* [What is expected]: Transcribe all the entries word for word, omitting any pictures they contain.
─── Entries provided ───
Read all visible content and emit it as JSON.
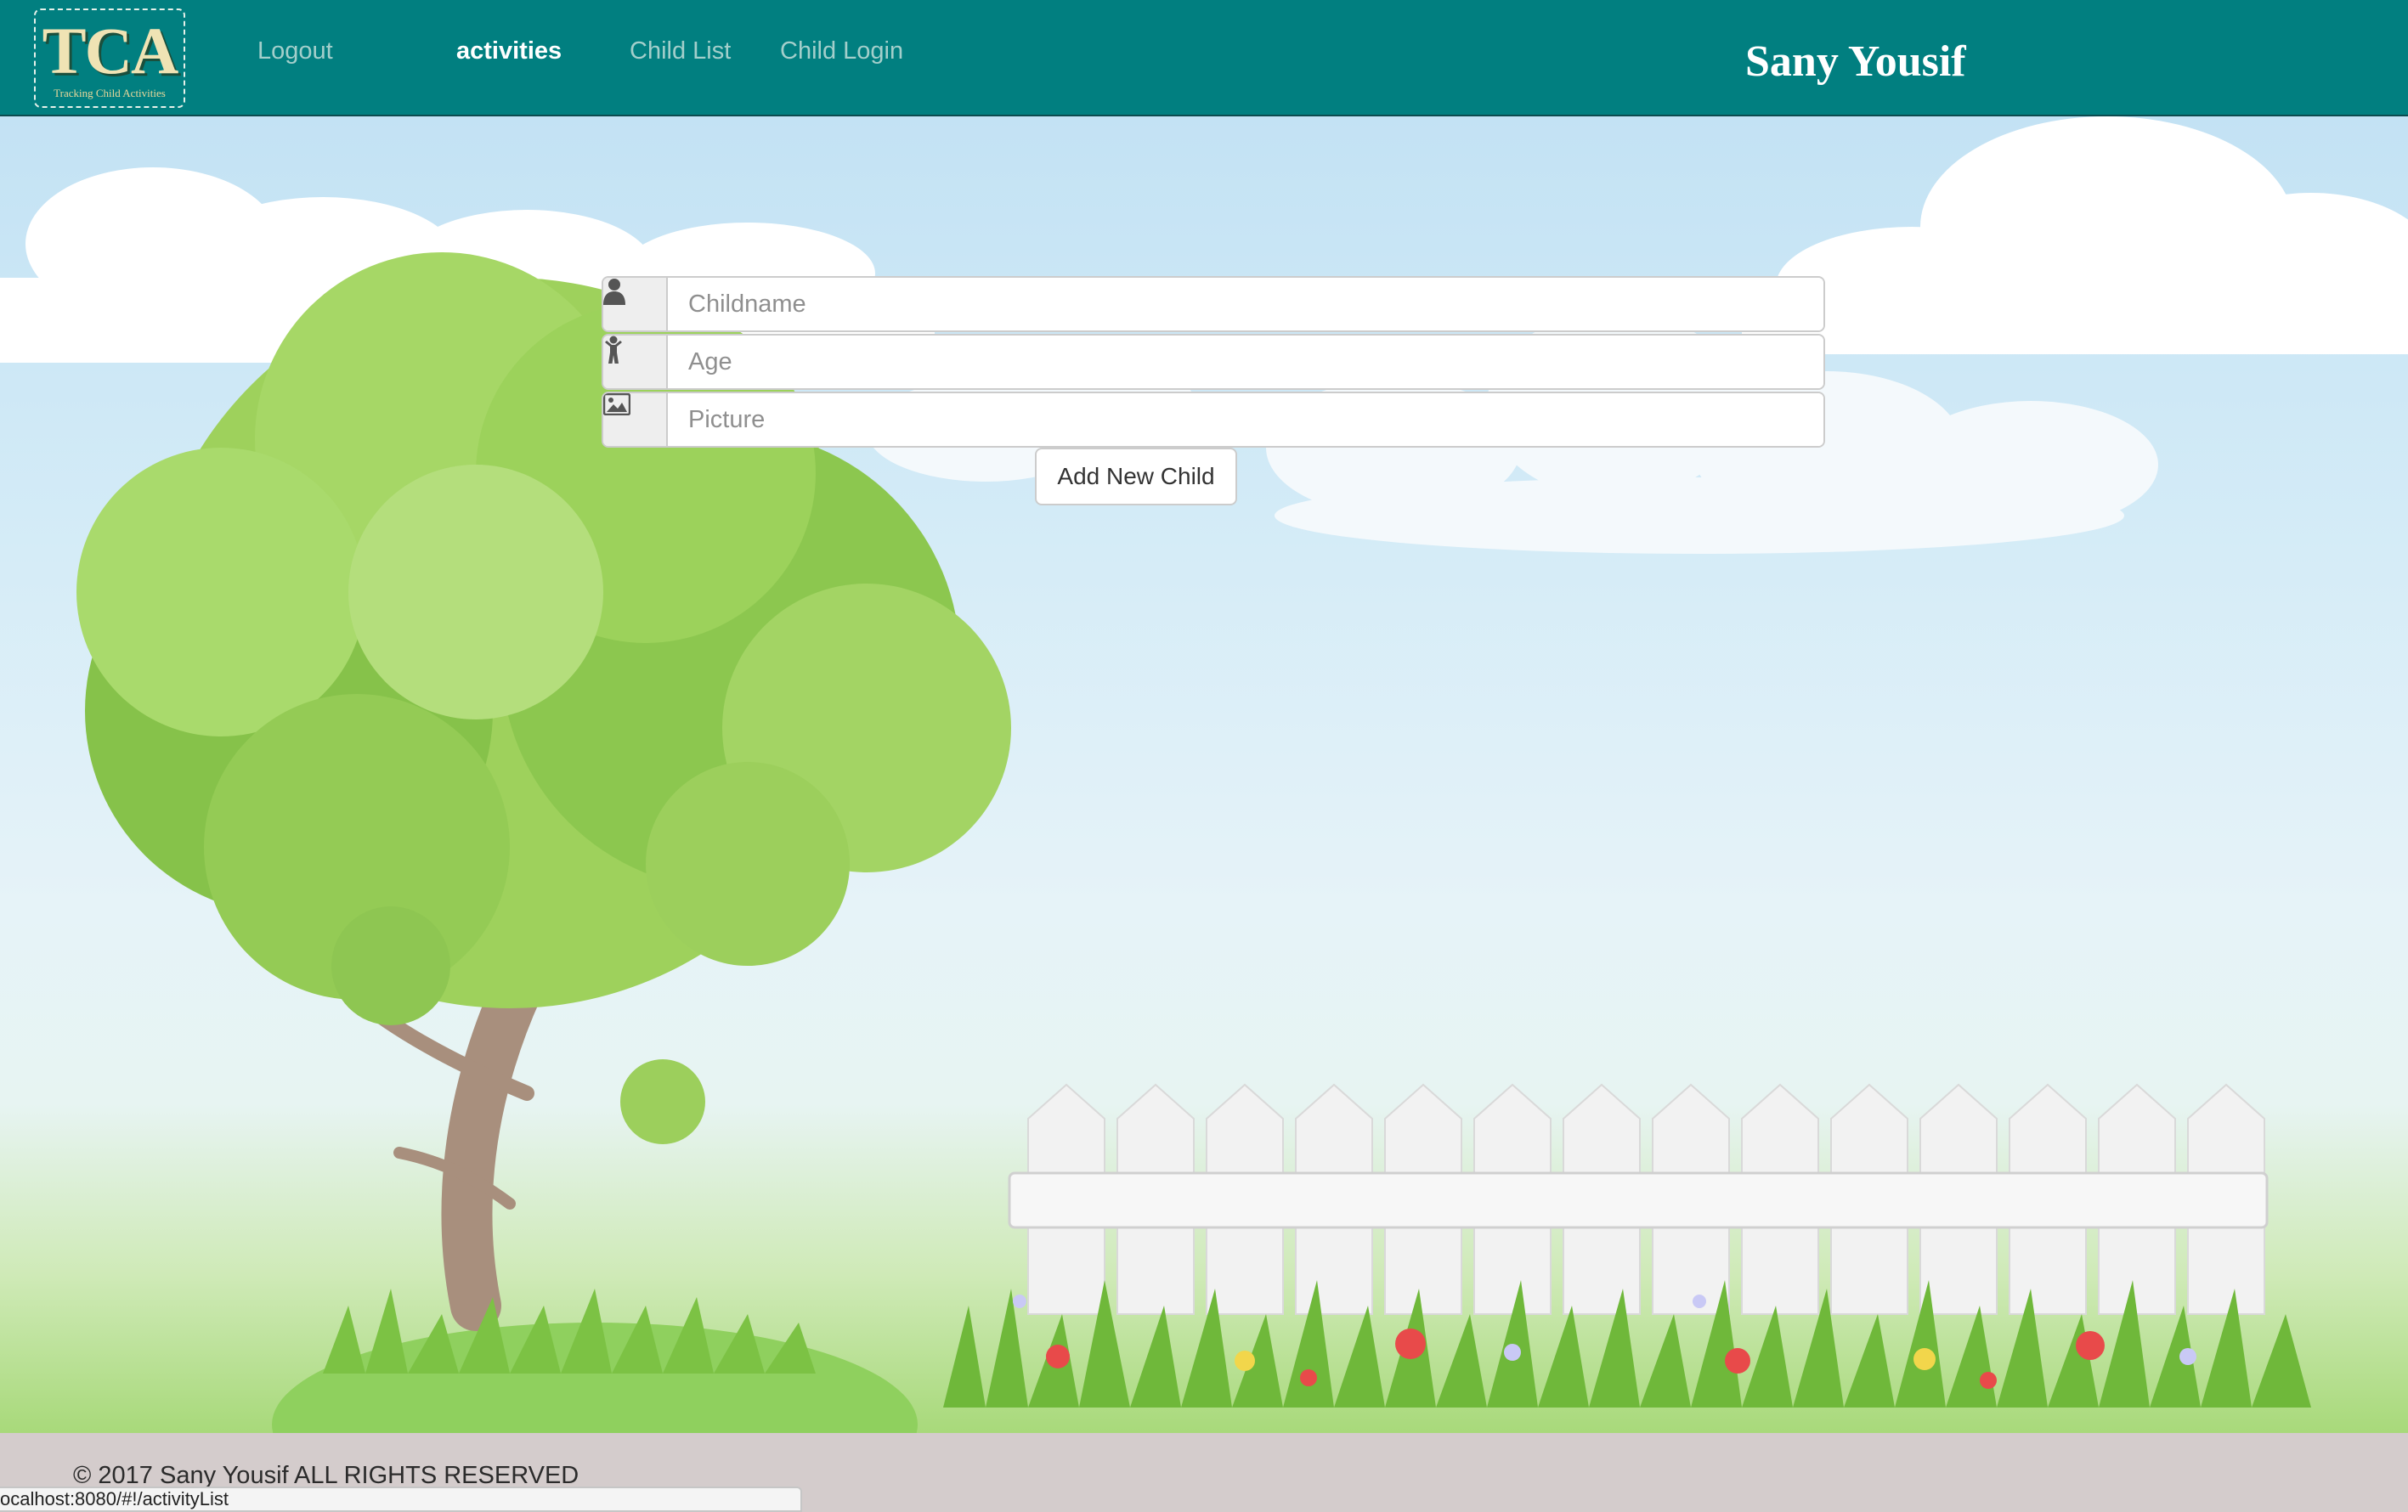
{
  "navbar": {
    "logo_text": "TCA",
    "logo_subtitle": "Tracking Child Activities",
    "links": [
      {
        "label": "Logout",
        "active": false
      },
      {
        "label": "activities",
        "active": true
      },
      {
        "label": "Child List",
        "active": false
      },
      {
        "label": "Child Login",
        "active": false
      }
    ],
    "user_name": "Sany Yousif",
    "background_color": "#017f80"
  },
  "form": {
    "fields": [
      {
        "icon": "user-icon",
        "placeholder": "Childname",
        "value": ""
      },
      {
        "icon": "child-icon",
        "placeholder": "Age",
        "value": ""
      },
      {
        "icon": "picture-icon",
        "placeholder": "Picture",
        "value": ""
      }
    ],
    "submit_label": "Add New Child"
  },
  "footer": {
    "text": "© 2017 Sany Yousif ALL RIGHTS RESERVED"
  },
  "status_bar": {
    "url": "ocalhost:8080/#!/activityList"
  }
}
───
* [Full output]:
Read all visible content and emit it as JSON.
{
  "navbar": {
    "logo_text": "TCA",
    "logo_subtitle": "Tracking Child Activities",
    "links": [
      {
        "label": "Logout",
        "active": false
      },
      {
        "label": "activities",
        "active": true
      },
      {
        "label": "Child List",
        "active": false
      },
      {
        "label": "Child Login",
        "active": false
      }
    ],
    "user_name": "Sany Yousif",
    "background_color": "#017f80"
  },
  "form": {
    "fields": [
      {
        "icon": "user-icon",
        "placeholder": "Childname",
        "value": ""
      },
      {
        "icon": "child-icon",
        "placeholder": "Age",
        "value": ""
      },
      {
        "icon": "picture-icon",
        "placeholder": "Picture",
        "value": ""
      }
    ],
    "submit_label": "Add New Child"
  },
  "footer": {
    "text": "© 2017 Sany Yousif ALL RIGHTS RESERVED"
  },
  "status_bar": {
    "url": "ocalhost:8080/#!/activityList"
  }
}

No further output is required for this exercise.